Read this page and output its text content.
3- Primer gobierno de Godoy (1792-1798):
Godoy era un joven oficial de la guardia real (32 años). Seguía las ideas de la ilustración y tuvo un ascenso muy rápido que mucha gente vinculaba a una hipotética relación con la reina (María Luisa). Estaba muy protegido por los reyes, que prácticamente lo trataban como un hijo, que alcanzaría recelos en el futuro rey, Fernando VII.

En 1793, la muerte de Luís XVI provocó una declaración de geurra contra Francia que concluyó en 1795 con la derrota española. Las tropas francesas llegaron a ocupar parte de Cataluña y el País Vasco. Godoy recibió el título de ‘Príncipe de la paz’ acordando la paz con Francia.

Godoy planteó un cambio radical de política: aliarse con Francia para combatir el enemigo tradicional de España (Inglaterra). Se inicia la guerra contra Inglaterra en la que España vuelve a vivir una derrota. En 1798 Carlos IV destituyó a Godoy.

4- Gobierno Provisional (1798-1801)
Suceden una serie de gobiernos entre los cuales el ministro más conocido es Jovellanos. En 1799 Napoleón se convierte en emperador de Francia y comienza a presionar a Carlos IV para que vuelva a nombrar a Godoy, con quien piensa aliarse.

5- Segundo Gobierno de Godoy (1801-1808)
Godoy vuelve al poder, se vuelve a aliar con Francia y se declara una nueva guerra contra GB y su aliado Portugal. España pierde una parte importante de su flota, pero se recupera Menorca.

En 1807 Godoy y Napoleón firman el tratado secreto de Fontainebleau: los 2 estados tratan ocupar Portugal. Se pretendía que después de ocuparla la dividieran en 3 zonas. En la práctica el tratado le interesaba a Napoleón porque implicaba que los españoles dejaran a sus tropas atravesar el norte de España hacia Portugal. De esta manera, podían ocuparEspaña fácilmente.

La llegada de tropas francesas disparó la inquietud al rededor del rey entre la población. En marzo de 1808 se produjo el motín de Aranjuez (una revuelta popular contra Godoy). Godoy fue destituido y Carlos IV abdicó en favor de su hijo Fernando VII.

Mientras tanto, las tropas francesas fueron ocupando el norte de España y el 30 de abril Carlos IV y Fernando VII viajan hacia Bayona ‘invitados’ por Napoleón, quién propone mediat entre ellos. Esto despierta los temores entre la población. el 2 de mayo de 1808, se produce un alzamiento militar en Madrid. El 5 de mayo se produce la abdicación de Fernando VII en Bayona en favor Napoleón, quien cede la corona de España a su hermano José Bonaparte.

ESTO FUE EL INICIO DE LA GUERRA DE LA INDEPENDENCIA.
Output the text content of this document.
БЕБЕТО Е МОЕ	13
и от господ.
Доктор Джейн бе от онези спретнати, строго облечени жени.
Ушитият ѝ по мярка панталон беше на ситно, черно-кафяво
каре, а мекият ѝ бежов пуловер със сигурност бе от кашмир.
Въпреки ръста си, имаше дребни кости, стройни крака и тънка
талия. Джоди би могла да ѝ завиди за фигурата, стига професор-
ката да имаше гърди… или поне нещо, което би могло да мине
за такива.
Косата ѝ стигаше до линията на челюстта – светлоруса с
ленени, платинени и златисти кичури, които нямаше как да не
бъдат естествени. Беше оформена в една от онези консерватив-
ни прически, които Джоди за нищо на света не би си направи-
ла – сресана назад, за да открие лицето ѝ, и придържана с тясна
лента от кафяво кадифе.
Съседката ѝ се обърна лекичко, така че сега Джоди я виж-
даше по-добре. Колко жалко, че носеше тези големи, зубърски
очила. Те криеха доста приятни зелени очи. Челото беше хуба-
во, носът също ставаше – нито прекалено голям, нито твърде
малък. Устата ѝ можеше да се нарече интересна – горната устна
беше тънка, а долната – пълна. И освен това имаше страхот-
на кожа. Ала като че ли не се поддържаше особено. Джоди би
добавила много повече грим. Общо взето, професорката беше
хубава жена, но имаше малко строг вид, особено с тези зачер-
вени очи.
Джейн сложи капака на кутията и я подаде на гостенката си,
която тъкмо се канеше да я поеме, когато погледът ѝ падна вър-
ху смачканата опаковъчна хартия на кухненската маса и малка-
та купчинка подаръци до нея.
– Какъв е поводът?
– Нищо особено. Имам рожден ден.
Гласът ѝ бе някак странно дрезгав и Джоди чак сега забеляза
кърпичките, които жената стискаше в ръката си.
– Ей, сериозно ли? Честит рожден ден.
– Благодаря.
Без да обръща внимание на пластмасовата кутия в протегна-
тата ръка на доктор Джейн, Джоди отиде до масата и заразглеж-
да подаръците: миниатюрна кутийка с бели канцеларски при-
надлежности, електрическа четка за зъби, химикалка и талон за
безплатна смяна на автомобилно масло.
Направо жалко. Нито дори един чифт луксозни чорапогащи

════════════════════

**Task instructions:** In the lines above, locate the string "тънка". Copy every line where it occurs.

**Answer in full:**
Въпреки ръста си, имаше дребни кости, стройни крака и тънка
беше тънка, а долната – пълна. И освен това имаше страхот-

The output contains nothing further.